• **TO BE DONE**
Each line of the material must be returned exactly.

(Data items)
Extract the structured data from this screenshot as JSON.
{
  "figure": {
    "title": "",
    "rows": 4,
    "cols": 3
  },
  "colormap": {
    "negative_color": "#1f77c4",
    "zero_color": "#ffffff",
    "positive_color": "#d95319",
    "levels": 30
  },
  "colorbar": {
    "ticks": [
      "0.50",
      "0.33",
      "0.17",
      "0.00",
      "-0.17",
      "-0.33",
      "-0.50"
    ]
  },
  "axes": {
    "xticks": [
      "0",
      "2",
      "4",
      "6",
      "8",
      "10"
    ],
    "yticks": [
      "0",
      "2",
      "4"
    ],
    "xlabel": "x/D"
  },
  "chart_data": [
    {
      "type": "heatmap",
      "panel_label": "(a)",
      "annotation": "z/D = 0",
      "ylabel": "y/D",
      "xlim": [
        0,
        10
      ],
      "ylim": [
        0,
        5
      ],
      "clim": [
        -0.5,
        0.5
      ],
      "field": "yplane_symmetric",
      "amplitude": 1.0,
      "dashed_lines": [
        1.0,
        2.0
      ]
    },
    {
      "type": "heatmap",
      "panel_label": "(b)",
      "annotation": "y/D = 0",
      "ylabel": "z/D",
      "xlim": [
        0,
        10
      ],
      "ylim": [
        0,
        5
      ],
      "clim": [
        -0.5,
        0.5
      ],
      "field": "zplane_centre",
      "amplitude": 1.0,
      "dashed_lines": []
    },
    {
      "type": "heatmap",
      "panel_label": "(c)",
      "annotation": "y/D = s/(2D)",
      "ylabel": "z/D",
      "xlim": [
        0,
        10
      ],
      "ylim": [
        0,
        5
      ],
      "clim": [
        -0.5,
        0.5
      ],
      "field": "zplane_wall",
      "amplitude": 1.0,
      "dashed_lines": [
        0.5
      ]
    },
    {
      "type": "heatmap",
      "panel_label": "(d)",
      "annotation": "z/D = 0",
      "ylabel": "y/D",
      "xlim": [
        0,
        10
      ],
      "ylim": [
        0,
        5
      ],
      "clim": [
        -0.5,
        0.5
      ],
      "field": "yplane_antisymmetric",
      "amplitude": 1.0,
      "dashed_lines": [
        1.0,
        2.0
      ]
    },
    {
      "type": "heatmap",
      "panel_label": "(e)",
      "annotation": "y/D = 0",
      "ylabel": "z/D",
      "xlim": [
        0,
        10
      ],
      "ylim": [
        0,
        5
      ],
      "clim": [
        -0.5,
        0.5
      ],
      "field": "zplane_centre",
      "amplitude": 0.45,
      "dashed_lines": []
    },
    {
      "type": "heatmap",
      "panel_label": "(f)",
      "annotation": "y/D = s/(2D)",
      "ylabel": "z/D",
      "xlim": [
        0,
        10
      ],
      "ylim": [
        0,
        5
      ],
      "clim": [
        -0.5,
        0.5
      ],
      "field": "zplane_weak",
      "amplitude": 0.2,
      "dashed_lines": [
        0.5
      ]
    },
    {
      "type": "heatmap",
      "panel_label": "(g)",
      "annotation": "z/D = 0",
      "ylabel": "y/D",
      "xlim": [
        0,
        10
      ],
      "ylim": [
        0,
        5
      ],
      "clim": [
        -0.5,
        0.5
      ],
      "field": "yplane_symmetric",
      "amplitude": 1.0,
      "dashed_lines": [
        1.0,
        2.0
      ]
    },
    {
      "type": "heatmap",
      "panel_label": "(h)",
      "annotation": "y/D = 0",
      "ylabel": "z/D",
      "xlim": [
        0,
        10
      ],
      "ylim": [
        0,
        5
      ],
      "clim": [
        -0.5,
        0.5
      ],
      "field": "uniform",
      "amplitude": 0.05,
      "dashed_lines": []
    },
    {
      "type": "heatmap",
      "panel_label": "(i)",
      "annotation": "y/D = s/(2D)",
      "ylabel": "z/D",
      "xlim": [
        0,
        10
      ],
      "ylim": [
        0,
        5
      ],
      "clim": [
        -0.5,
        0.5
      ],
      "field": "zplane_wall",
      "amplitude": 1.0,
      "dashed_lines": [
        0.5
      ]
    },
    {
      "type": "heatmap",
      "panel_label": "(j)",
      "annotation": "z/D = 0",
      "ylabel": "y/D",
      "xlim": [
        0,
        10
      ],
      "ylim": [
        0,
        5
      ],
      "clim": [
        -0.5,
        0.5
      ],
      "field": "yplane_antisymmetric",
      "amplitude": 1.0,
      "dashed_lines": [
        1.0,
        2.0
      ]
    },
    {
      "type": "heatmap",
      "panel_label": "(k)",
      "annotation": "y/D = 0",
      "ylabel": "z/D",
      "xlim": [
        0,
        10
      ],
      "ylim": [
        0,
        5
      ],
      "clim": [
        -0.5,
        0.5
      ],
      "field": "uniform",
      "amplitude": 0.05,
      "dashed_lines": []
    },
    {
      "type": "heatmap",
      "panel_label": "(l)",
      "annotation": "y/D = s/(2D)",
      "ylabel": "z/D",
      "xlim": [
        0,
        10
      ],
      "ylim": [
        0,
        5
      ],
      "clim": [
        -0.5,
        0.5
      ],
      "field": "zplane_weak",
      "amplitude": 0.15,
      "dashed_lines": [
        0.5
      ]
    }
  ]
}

• **WRITTEN RESPONSE**
Extract the structured data from this screenshot as JSON.
{
  "figure": {
    "title": "",
    "rows": 4,
    "cols": 3
  },
  "colormap": {
    "negative_color": "#1f77c4",
    "zero_color": "#ffffff",
    "positive_color": "#d95319",
    "levels": 30
  },
  "colorbar": {
    "ticks": [
      "0.50",
      "0.33",
      "0.17",
      "0.00",
      "-0.17",
      "-0.33",
      "-0.50"
    ]
  },
  "axes": {
    "xticks": [
      "0",
      "2",
      "4",
      "6",
      "8",
      "10"
    ],
    "yticks": [
      "0",
      "2",
      "4"
    ],
    "xlabel": "x/D"
  },
  "chart_data": [
    {
      "type": "heatmap",
      "panel_label": "(a)",
      "annotation": "z/D = 0",
      "ylabel": "y/D",
      "xlim": [
        0,
        10
      ],
      "ylim": [
        0,
        5
      ],
      "clim": [
        -0.5,
        0.5
      ],
      "field": "yplane_symmetric",
      "amplitude": 1.0,
      "dashed_lines": [
        1.0,
        2.0
      ]
    },
    {
      "type": "heatmap",
      "panel_label": "(b)",
      "annotation": "y/D = 0",
      "ylabel": "z/D",
      "xlim": [
        0,
        10
      ],
      "ylim": [
        0,
        5
      ],
      "clim": [
        -0.5,
        0.5
      ],
      "field": "zplane_centre",
      "amplitude": 1.0,
      "dashed_lines": []
    },
    {
      "type": "heatmap",
      "panel_label": "(c)",
      "annotation": "y/D = s/(2D)",
      "ylabel": "z/D",
      "xlim": [
        0,
        10
      ],
      "ylim": [
        0,
        5
      ],
      "clim": [
        -0.5,
        0.5
      ],
      "field": "zplane_wall",
      "amplitude": 1.0,
      "dashed_lines": [
        0.5
      ]
    },
    {
      "type": "heatmap",
      "panel_label": "(d)",
      "annotation": "z/D = 0",
      "ylabel": "y/D",
      "xlim": [
        0,
        10
      ],
      "ylim": [
        0,
        5
      ],
      "clim": [
        -0.5,
        0.5
      ],
      "field": "yplane_antisymmetric",
      "amplitude": 1.0,
      "dashed_lines": [
        1.0,
        2.0
      ]
    },
    {
      "type": "heatmap",
      "panel_label": "(e)",
      "annotation": "y/D = 0",
      "ylabel": "z/D",
      "xlim": [
        0,
        10
      ],
      "ylim": [
        0,
        5
      ],
      "clim": [
        -0.5,
        0.5
      ],
      "field": "zplane_centre",
      "amplitude": 0.45,
      "dashed_lines": []
    },
    {
      "type": "heatmap",
      "panel_label": "(f)",
      "annotation": "y/D = s/(2D)",
      "ylabel": "z/D",
      "xlim": [
        0,
        10
      ],
      "ylim": [
        0,
        5
      ],
      "clim": [
        -0.5,
        0.5
      ],
      "field": "zplane_weak",
      "amplitude": 0.2,
      "dashed_lines": [
        0.5
      ]
    },
    {
      "type": "heatmap",
      "panel_label": "(g)",
      "annotation": "z/D = 0",
      "ylabel": "y/D",
      "xlim": [
        0,
        10
      ],
      "ylim": [
        0,
        5
      ],
      "clim": [
        -0.5,
        0.5
      ],
      "field": "yplane_symmetric",
      "amplitude": 1.0,
      "dashed_lines": [
        1.0,
        2.0
      ]
    },
    {
      "type": "heatmap",
      "panel_label": "(h)",
      "annotation": "y/D = 0",
      "ylabel": "z/D",
      "xlim": [
        0,
        10
      ],
      "ylim": [
        0,
        5
      ],
      "clim": [
        -0.5,
        0.5
      ],
      "field": "uniform",
      "amplitude": 0.05,
      "dashed_lines": []
    },
    {
      "type": "heatmap",
      "panel_label": "(i)",
      "annotation": "y/D = s/(2D)",
      "ylabel": "z/D",
      "xlim": [
        0,
        10
      ],
      "ylim": [
        0,
        5
      ],
      "clim": [
        -0.5,
        0.5
      ],
      "field": "zplane_wall",
      "amplitude": 1.0,
      "dashed_lines": [
        0.5
      ]
    },
    {
      "type": "heatmap",
      "panel_label": "(j)",
      "annotation": "z/D = 0",
      "ylabel": "y/D",
      "xlim": [
        0,
        10
      ],
      "ylim": [
        0,
        5
      ],
      "clim": [
        -0.5,
        0.5
      ],
      "field": "yplane_antisymmetric",
      "amplitude": 1.0,
      "dashed_lines": [
        1.0,
        2.0
      ]
    },
    {
      "type": "heatmap",
      "panel_label": "(k)",
      "annotation": "y/D = 0",
      "ylabel": "z/D",
      "xlim": [
        0,
        10
      ],
      "ylim": [
        0,
        5
      ],
      "clim": [
        -0.5,
        0.5
      ],
      "field": "uniform",
      "amplitude": 0.05,
      "dashed_lines": []
    },
    {
      "type": "heatmap",
      "panel_label": "(l)",
      "annotation": "y/D = s/(2D)",
      "ylabel": "z/D",
      "xlim": [
        0,
        10
      ],
      "ylim": [
        0,
        5
      ],
      "clim": [
        -0.5,
        0.5
      ],
      "field": "zplane_weak",
      "amplitude": 0.15,
      "dashed_lines": [
        0.5
      ]
    }
  ]
}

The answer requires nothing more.